→ **BRIEF**:
Extract from the listing each line in which the word "εἶχε" appears.
[start INFORMATION GIVEN]
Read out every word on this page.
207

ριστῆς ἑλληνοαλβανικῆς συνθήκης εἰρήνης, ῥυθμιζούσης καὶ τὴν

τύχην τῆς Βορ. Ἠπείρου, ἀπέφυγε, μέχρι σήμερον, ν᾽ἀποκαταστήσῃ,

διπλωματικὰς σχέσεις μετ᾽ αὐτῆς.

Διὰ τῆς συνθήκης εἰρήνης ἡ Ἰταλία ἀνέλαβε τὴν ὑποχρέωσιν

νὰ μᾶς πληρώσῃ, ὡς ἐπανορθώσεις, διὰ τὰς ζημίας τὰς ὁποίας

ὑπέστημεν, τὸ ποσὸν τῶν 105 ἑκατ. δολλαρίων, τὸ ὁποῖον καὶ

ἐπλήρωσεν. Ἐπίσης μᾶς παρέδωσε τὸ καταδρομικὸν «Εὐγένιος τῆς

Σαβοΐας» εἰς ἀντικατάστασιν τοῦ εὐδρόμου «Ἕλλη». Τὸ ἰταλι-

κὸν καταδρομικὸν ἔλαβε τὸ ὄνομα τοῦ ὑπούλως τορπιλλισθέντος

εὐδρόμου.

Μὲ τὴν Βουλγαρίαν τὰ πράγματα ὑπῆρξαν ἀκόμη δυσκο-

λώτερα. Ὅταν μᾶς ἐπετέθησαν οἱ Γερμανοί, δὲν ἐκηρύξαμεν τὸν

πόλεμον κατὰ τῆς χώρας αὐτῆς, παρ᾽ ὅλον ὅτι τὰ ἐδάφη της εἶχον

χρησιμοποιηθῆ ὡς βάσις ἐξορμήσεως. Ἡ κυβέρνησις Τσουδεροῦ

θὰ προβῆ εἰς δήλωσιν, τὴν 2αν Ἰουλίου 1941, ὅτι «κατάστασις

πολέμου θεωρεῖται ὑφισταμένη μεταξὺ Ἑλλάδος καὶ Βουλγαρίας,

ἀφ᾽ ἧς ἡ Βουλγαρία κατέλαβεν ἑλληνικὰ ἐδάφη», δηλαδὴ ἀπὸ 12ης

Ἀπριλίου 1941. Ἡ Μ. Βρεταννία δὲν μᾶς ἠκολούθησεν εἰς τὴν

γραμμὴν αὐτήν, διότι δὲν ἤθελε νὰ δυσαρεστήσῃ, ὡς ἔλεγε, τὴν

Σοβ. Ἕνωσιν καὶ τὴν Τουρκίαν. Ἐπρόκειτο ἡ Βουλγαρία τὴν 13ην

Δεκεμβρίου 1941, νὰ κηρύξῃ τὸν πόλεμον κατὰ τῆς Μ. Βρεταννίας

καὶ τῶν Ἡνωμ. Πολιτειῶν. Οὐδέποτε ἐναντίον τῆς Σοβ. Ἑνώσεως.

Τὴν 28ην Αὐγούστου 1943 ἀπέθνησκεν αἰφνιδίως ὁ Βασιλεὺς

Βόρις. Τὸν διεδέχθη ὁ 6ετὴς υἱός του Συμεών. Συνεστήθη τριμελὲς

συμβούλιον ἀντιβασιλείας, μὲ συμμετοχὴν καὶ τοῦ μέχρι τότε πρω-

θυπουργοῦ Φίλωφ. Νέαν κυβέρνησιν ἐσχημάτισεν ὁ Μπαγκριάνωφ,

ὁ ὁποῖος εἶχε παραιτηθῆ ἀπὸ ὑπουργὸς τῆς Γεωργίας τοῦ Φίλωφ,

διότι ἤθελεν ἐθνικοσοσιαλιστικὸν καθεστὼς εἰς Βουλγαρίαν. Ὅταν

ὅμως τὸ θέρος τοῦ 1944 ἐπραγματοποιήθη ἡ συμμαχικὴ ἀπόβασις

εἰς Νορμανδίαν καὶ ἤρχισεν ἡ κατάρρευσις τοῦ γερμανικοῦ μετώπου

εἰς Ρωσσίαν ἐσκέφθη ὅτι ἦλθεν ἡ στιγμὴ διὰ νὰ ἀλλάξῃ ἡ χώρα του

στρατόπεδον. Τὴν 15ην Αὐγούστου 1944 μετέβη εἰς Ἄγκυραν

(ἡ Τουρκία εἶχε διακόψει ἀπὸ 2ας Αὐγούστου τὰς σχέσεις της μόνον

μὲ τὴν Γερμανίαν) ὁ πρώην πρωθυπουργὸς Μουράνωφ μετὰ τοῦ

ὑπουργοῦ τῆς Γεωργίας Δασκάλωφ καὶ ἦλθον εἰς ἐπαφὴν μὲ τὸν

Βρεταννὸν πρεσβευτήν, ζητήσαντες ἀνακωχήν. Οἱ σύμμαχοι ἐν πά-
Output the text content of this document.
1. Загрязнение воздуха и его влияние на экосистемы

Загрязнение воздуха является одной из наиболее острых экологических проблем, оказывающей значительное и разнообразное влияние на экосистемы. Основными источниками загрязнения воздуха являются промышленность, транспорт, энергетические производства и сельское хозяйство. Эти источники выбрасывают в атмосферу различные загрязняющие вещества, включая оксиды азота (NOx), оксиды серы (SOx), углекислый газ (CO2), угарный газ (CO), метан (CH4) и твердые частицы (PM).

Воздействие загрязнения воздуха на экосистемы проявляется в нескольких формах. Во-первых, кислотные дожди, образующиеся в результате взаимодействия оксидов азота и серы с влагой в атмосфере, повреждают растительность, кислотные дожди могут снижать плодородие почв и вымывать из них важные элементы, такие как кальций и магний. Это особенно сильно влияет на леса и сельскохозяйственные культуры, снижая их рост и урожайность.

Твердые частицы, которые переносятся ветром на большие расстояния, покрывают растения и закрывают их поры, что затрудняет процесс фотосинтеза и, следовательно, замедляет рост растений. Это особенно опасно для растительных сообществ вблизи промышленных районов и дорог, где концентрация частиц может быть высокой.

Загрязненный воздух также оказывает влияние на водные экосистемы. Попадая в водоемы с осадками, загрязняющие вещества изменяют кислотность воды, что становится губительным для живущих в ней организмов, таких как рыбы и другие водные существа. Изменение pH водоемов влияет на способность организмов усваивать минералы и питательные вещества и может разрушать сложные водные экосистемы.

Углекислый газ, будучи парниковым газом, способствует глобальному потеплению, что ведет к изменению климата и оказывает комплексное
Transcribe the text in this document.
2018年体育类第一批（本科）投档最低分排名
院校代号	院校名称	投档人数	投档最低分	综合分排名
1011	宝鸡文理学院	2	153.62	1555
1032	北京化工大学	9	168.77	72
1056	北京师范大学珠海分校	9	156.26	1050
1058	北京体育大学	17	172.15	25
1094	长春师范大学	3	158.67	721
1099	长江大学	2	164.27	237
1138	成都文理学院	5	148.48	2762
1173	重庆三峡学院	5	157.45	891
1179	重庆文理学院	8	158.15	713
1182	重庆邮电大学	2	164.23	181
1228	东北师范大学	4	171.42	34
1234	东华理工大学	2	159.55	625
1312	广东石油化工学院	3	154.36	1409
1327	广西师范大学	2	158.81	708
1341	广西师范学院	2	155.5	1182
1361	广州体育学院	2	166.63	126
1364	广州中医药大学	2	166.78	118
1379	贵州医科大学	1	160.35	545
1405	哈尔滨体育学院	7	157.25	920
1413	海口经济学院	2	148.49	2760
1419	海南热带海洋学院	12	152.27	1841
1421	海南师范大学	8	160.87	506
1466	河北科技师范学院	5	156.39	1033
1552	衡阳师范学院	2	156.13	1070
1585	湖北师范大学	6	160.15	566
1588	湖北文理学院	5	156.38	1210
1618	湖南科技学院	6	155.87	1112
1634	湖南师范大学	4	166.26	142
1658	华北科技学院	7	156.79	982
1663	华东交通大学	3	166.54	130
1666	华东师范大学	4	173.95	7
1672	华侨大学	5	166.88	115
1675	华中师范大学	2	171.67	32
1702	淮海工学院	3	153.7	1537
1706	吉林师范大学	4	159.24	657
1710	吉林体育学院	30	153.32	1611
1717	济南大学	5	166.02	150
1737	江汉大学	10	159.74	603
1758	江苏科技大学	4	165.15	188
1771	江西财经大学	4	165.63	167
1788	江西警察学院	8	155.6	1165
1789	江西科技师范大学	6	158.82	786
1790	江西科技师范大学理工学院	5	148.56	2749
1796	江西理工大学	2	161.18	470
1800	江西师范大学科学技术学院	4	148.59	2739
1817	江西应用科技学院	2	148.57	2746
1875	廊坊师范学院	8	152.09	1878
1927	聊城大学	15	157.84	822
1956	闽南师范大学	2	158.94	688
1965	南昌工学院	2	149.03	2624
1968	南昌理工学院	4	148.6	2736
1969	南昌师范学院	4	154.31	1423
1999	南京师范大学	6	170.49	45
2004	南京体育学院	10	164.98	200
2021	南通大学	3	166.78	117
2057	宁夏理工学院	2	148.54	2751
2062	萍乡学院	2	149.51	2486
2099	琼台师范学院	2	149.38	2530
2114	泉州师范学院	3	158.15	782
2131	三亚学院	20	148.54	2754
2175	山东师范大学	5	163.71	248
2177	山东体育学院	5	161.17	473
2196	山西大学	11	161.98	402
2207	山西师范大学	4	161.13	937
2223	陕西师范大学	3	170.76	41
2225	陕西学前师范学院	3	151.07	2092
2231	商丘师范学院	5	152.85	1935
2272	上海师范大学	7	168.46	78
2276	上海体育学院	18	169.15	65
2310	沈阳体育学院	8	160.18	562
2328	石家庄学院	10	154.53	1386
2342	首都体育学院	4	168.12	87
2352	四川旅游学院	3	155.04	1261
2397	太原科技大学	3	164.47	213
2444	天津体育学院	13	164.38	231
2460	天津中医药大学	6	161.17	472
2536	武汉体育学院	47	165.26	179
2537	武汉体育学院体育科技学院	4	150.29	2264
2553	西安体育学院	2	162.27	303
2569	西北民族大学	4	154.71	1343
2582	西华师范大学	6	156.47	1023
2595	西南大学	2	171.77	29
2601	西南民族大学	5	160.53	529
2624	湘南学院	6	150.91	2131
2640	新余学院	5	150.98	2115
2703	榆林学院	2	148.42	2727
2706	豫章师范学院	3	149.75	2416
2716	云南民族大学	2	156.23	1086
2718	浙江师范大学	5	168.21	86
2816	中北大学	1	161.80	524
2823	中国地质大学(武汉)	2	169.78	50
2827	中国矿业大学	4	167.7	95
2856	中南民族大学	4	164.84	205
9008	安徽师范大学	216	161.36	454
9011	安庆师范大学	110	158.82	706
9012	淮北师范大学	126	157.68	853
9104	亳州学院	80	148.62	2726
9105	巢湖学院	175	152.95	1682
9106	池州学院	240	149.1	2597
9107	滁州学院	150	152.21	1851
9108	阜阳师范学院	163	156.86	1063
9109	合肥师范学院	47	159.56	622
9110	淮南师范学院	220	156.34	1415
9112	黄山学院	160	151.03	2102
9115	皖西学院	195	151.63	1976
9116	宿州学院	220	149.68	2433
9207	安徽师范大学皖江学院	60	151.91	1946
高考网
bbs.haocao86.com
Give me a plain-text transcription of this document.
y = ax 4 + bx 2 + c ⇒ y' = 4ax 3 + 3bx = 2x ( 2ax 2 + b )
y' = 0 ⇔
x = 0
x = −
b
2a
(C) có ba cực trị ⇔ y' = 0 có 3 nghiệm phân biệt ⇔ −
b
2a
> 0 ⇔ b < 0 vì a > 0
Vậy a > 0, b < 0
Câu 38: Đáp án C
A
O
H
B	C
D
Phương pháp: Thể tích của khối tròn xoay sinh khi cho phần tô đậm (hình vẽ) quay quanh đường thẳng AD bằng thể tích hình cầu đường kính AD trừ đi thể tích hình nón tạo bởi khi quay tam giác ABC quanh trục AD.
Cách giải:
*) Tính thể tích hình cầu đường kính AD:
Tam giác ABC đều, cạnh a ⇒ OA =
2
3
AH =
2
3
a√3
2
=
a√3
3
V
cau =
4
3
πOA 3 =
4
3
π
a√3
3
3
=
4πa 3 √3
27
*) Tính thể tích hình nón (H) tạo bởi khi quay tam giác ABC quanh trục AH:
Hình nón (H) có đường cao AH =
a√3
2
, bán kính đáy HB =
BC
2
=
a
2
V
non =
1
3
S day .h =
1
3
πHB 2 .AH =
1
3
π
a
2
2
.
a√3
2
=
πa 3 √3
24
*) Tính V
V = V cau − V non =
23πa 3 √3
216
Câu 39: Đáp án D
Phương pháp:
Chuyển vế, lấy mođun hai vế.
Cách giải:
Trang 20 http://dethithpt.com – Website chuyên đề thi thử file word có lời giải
[end INFORMATION GIVEN]
→ **RESPONSE TO THE EXERCISE**:
ὁ ὁποῖος εἶχε παραιτηθῆ ἀπὸ ὑπουργὸς τῆς Γεωργίας τοῦ Φίλωφ,
(ἡ Τουρκία εἶχε διακόψει ἀπὸ 2ας Αὐγούστου τὰς σχέσεις της μόνον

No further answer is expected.